◆ AIM OF THE EXERCISE ◆
From the entries below, copy every line holding the word "kirjassa".

***** SUPPLIED RECORDS

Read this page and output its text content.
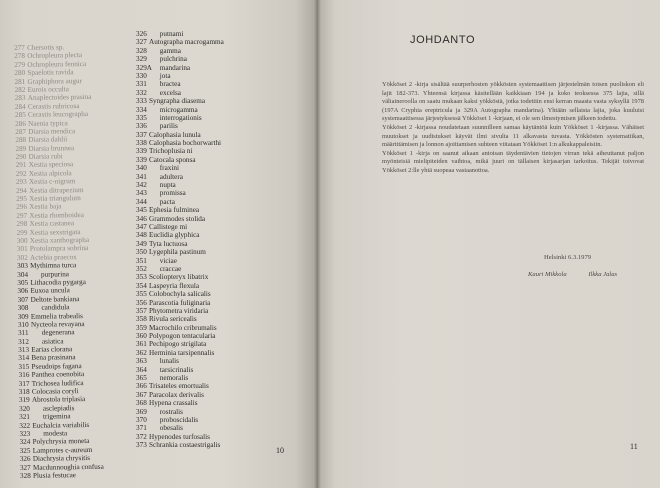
277 Chersotis sp.
278 Ochropleura plecta
279 Ochropleura fennica
280 Spaelotis ravida
281 Graphiphora augur
282 Eurois occulta
283 Anaplectoides prasina
284 Cerastis rubricosa
285 Cerastis leucographa
286 Naenia typica
287 Diarsia mendica
288 Diarsia dahlii
289 Diarsia brunnea
290 Diarsia rubi
291 Xestia speciosa
292 Xestia alpicola
293 Xestia c-nigrum
294 Xestia ditrapezium
295 Xestia triangulum
296 Xestia baja
297 Xestia rhomboidea
298 Xestia castanea
299 Xestia sexstrigata
300 Xestia xanthographa
301 Protolampra sobrina
302 Actebia praecox
303 Mythimna turca
304 purpurina
305 Lithacodia pygarga
306 Euxoa uncula
307 Deltote bankiana
308 candidula
309 Emmelia trabealis
310 Nycteola revayana
311 degenerana
312 asiatica
313 Earias clorana
314 Bena prasinana
315 Pseudoips fagana
316 Panthea coenobita
317 Trichosea ludifica
318 Colocasia coryli
319 Abrostola triplasia
320 asclepiadis
321 trigemina
322 Euchalcia variabilis
323 modesta
324 Polychrysia moneta
325 Lamprotes c-aureum
326 Diachrysia chrysitis
327 Macdunnoughia confusa
328 Plusia festucae
326 putnami
327 Autographa macrogamma
328 gamma
329 pulchrina
329A
mandarina
330 jota
331 bractea
332 excelsa
333 Syngrapha diasema
334 microgamma
335 interrogationis
336 parilis
337 Calophasia lunula
338 Calophasia bochorwarthi
339 Trichoplusia ni
339 Catocala sponsa
340 fraxini
341 adultera
342 nupta
343 promissa
344 pacta
345 Ephesia fulminea
346 Grammodes stolida
347 Callistege mi
348 Euclidia glyphica
349 Tyta luctuosa
350 Lygephila pastinum
351 viciae
352 craccae
353 Scoliopteryx libatrix
354 Laspeyria flexula
355 Colobochyla salicalis
356 Parascotia fuliginaria
357 Phytometra viridaria
358 Rivula sericealis
359 Macrochilo cribrumalis
360 Polypogon tentacularia
361 Pechipogo strigilata
362 Herminia tarsipennalis
363 lunalis
364 tarsicrinalis
365 nemoralis
366 Trisateles emortualis
367 Paracolax derivalis
368 Hypena crassalis
369 rostralis
370 proboscidalis
371 obesalis
372 Hypenodes turfosalis
373 Schrankia costaestrigalis
10
JOHDANTO

Yökköset 2 -kirja sisältää suurperhosten yökkösten systemaattisen järjestelmän toisen puoliskon eli lajit 182-373. Yhteensä kirjassa käsitellään kaikkiaan 194 ja koko teoksessa 375 lajia, sillä väliaineroolla on saatu mukaan kaksi yökköstä, jotka todettiin ensi kerran maasta vasta syksyllä 1978 (197A Cryphia ereptricula ja 329A Autographa mandarina). Yhtään sellaista lajia, joka kuuluisi systemaattisessa järjestyksessä Yökköset 1 -kirjaan, ei ole sen ilmestymisen jälkeen todettu.

Yökköset 2 -kirjassa noudatetaan suunnilleen samaa käytäntöä kuin Yökköset 1 -kirjassa. Vähäiset muutokset ja uudistukset käyvät ilmi sivulta 11 alkavasta tuvasta. Yökkösten systematiikan, määrittämisen ja lonnon ajoittamisen suhteen viitataan Yökköset 1:n alkukappaleisiin.

Yökköset 1 -kirja on saanut aikaan antoisan täydentävien tietojen virran tekä aiheuttanut paljon myönteisiä mielipiteiden vaihtoa, mikä juuri on tällaisen kirjasarjan tarkoitus. Tekijät toivovat Yökköset 2:lle yhtä suopeaa vastaanottoa.

Helsinki 6.3.1979
Kauri Mikkola	Ilkka Jalas
11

**********

◆ EXERCISE OUTPUT ◆
Yökköset 2 -kirja sisältää suurperhosten yökkösten systemaattisen järjestelmän toisen puoliskon eli lajit 182-373. Yhteensä kirjassa käsitellään kaikkiaan 194 ja koko teoksessa 375 lajia, sillä väliaineroolla on saatu mukaan kaksi yökköstä, jotka todettiin ensi kerran maasta vasta syksyllä 1978 (197A Cryphia ereptricula ja 329A Autographa mandarina). Yhtään sellaista lajia, joka kuuluisi systemaattisessa järjestyksessä Yökköset 1 -kirjaan, ei ole sen ilmestymisen jälkeen todettu.
Yökköset 2 -kirjassa noudatetaan suunnilleen samaa käytäntöä kuin Yökköset 1 -kirjassa. Vähäiset muutokset ja uudistukset käyvät ilmi sivulta 11 alkavasta tuvasta. Yökkösten systematiikan, määrittämisen ja lonnon ajoittamisen suhteen viitataan Yökköset 1:n alkukappaleisiin.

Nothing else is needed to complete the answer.